Stored records
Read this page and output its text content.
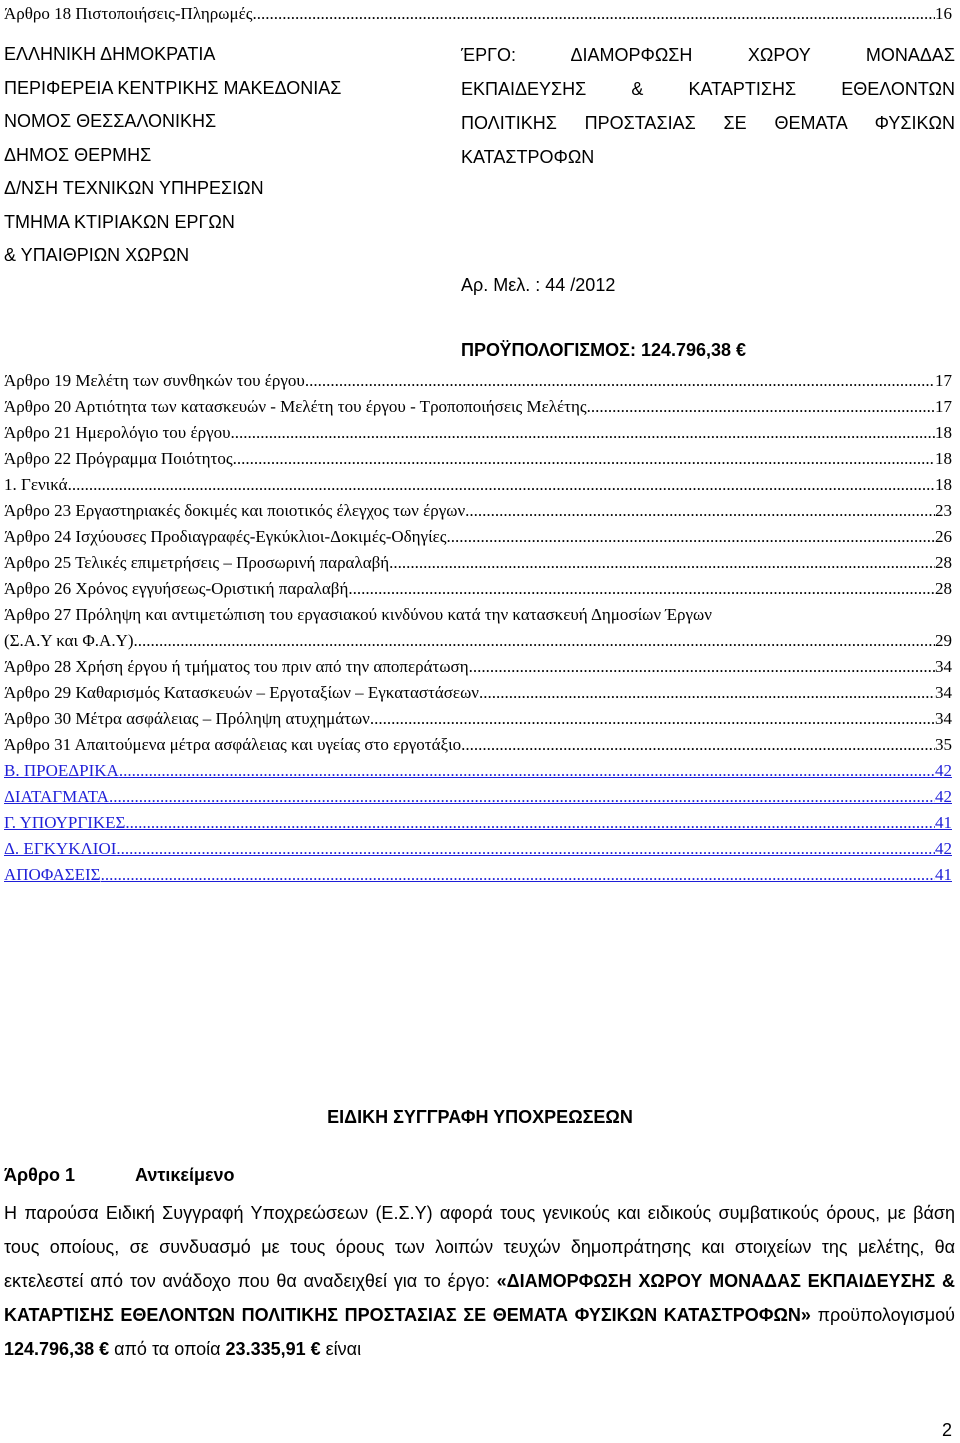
Άρθρο 18 Πιστοποιήσεις-Πληρωμές .....	16
ΕΛΛΗΝΙΚΗ ΔΗΜΟΚΡΑΤΙΑ
ΠΕΡΙΦΕΡΕΙΑ ΚΕΝΤΡΙΚΗΣ ΜΑΚΕΔΟΝΙΑΣ
ΝΟΜΟΣ ΘΕΣΣΑΛΟΝΙΚΗΣ
ΔΗΜΟΣ ΘΕΡΜΗΣ
Δ/ΝΣΗ ΤΕΧΝΙΚΩΝ ΥΠΗΡΕΣΙΩΝ
ΤΜΗΜΑ ΚΤΙΡΙΑΚΩΝ ΕΡΓΩΝ
& ΥΠΑΙΘΡΙΩΝ ΧΩΡΩΝ
ΈΡΓΟ: ΔΙΑΜΟΡΦΩΣΗ ΧΩΡΟΥ ΜΟΝΑΔΑΣ
ΕΚΠΑΙΔΕΥΣΗΣ & ΚΑΤΑΡΤΙΣΗΣ ΕΘΕΛΟΝΤΩΝ
ΠΟΛΙΤΙΚΗΣ ΠΡΟΣΤΑΣΙΑΣ ΣΕ ΘΕΜΑΤΑ ΦΥΣΙΚΩΝ
ΚΑΤΑΣΤΡΟΦΩΝ
Αρ. Μελ. : 44 /2012
ΠΡΟΫΠΟΛΟΓΙΣΜΟΣ: 124.796,38 €
Άρθρο 19 Μελέτη των συνθηκών του έργου .....	17
Άρθρο 20 Αρτιότητα των κατασκευών - Μελέτη του έργου - Τροποποιήσεις Μελέτης .....	17
Άρθρο 21 Ημερολόγιο του έργου .....	18
Άρθρο 22 Πρόγραμμα Ποιότητος .....	18
1. Γενικά .....	18
Άρθρο 23 Εργαστηριακές δοκιμές και ποιοτικός έλεγχος των έργων .....	23
Άρθρο 24 Ισχύουσες Προδιαγραφές-Εγκύκλιοι-Δοκιμές-Οδηγίες .....	26
Άρθρο 25 Τελικές επιμετρήσεις – Προσωρινή παραλαβή .....	28
Άρθρο 26 Χρόνος εγγυήσεως-Οριστική παραλαβή .....	28
Άρθρο 27 Πρόληψη και αντιμετώπιση του εργασιακού κινδύνου κατά την κατασκευή Δημοσίων Έργων
(Σ.Α.Υ και Φ.Α.Υ) .....	29
Άρθρο 28 Χρήση έργου ή τμήματος του πριν από την αποπεράτωση .....	34
Άρθρο 29 Καθαρισμός Κατασκευών – Εργοταξίων – Εγκαταστάσεων .....	34
Άρθρο 30 Μέτρα ασφάλειας – Πρόληψη ατυχημάτων .....	34
Άρθρο 31 Απαιτούμενα μέτρα ασφάλειας και υγείας στο εργοτάξιο .....	35
Β. ΠΡΟΕΔΡΙΚΑ .....	42
ΔΙΑΤΑΓΜΑΤΑ .....	42
Γ. ΥΠΟΥΡΓΙΚΕΣ .....	41
Δ. ΕΓΚΥΚΛΙΟΙ .....	42
ΑΠΟΦΑΣΕΙΣ .....	41
ΕΙΔΙΚΗ ΣΥΓΓΡΑΦΗ ΥΠΟΧΡΕΩΣΕΩΝ
Άρθρο 1	Αντικείμενο
Η παρούσα Ειδική Συγγραφή Υποχρεώσεων (Ε.Σ.Υ) αφορά τους γενικούς και ειδικούς συμβατικούς όρους, με βάση τους οποίους, σε συνδυασμό με τους όρους των λοιπών τευχών δημοπράτησης και στοιχείων της μελέτης, θα εκτελεστεί από τον ανάδοχο που θα αναδειχθεί για το έργο: «ΔΙΑΜΟΡΦΩΣΗ ΧΩΡΟΥ ΜΟΝΑΔΑΣ ΕΚΠΑΙΔΕΥΣΗΣ & ΚΑΤΑΡΤΙΣΗΣ ΕΘΕΛΟΝΤΩΝ ΠΟΛΙΤΙΚΗΣ ΠΡΟΣΤΑΣΙΑΣ ΣΕ ΘΕΜΑΤΑ ΦΥΣΙΚΩΝ ΚΑΤΑΣΤΡΟΦΩΝ» προϋπολογισμού 124.796,38 € από τα οποία 23.335,91 € είναι
2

Problem to solve:
Leave out the pictures and transcribe the entries above exactly.

Response to this exercise:
Read this page and output its text content.
Άρθρο 18 Πιστοποιήσεις-Πληρωμές .....	16
ΕΛΛΗΝΙΚΗ ΔΗΜΟΚΡΑΤΙΑ
ΠΕΡΙΦΕΡΕΙΑ ΚΕΝΤΡΙΚΗΣ ΜΑΚΕΔΟΝΙΑΣ
ΝΟΜΟΣ ΘΕΣΣΑΛΟΝΙΚΗΣ
ΔΗΜΟΣ ΘΕΡΜΗΣ
Δ/ΝΣΗ ΤΕΧΝΙΚΩΝ ΥΠΗΡΕΣΙΩΝ
ΤΜΗΜΑ ΚΤΙΡΙΑΚΩΝ ΕΡΓΩΝ
& ΥΠΑΙΘΡΙΩΝ ΧΩΡΩΝ
ΈΡΓΟ: ΔΙΑΜΟΡΦΩΣΗ ΧΩΡΟΥ ΜΟΝΑΔΑΣ
ΕΚΠΑΙΔΕΥΣΗΣ & ΚΑΤΑΡΤΙΣΗΣ ΕΘΕΛΟΝΤΩΝ
ΠΟΛΙΤΙΚΗΣ ΠΡΟΣΤΑΣΙΑΣ ΣΕ ΘΕΜΑΤΑ ΦΥΣΙΚΩΝ
ΚΑΤΑΣΤΡΟΦΩΝ
Αρ. Μελ. : 44 /2012
ΠΡΟΫΠΟΛΟΓΙΣΜΟΣ: 124.796,38 €
Άρθρο 19 Μελέτη των συνθηκών του έργου .....	17
Άρθρο 20 Αρτιότητα των κατασκευών - Μελέτη του έργου - Τροποποιήσεις Μελέτης .....	17
Άρθρο 21 Ημερολόγιο του έργου .....	18
Άρθρο 22 Πρόγραμμα Ποιότητος .....	18
1. Γενικά .....	18
Άρθρο 23 Εργαστηριακές δοκιμές και ποιοτικός έλεγχος των έργων .....	23
Άρθρο 24 Ισχύουσες Προδιαγραφές-Εγκύκλιοι-Δοκιμές-Οδηγίες .....	26
Άρθρο 25 Τελικές επιμετρήσεις – Προσωρινή παραλαβή .....	28
Άρθρο 26 Χρόνος εγγυήσεως-Οριστική παραλαβή .....	28
Άρθρο 27 Πρόληψη και αντιμετώπιση του εργασιακού κινδύνου κατά την κατασκευή Δημοσίων Έργων
(Σ.Α.Υ και Φ.Α.Υ) .....	29
Άρθρο 28 Χρήση έργου ή τμήματος του πριν από την αποπεράτωση .....	34
Άρθρο 29 Καθαρισμός Κατασκευών – Εργοταξίων – Εγκαταστάσεων .....	34
Άρθρο 30 Μέτρα ασφάλειας – Πρόληψη ατυχημάτων .....	34
Άρθρο 31 Απαιτούμενα μέτρα ασφάλειας και υγείας στο εργοτάξιο .....	35
Β. ΠΡΟΕΔΡΙΚΑ .....	42
ΔΙΑΤΑΓΜΑΤΑ .....	42
Γ. ΥΠΟΥΡΓΙΚΕΣ .....	41
Δ. ΕΓΚΥΚΛΙΟΙ .....	42
ΑΠΟΦΑΣΕΙΣ .....	41
ΕΙΔΙΚΗ ΣΥΓΓΡΑΦΗ ΥΠΟΧΡΕΩΣΕΩΝ
Άρθρο 1	Αντικείμενο
Η παρούσα Ειδική Συγγραφή Υποχρεώσεων (Ε.Σ.Υ) αφορά τους γενικούς και ειδικούς συμβατικούς όρους, με βάση τους οποίους, σε συνδυασμό με τους όρους των λοιπών τευχών δημοπράτησης και στοιχείων της μελέτης, θα εκτελεστεί από τον ανάδοχο που θα αναδειχθεί για το έργο: «ΔΙΑΜΟΡΦΩΣΗ ΧΩΡΟΥ ΜΟΝΑΔΑΣ ΕΚΠΑΙΔΕΥΣΗΣ & ΚΑΤΑΡΤΙΣΗΣ ΕΘΕΛΟΝΤΩΝ ΠΟΛΙΤΙΚΗΣ ΠΡΟΣΤΑΣΙΑΣ ΣΕ ΘΕΜΑΤΑ ΦΥΣΙΚΩΝ ΚΑΤΑΣΤΡΟΦΩΝ» προϋπολογισμού 124.796,38 € από τα οποία 23.335,91 € είναι
2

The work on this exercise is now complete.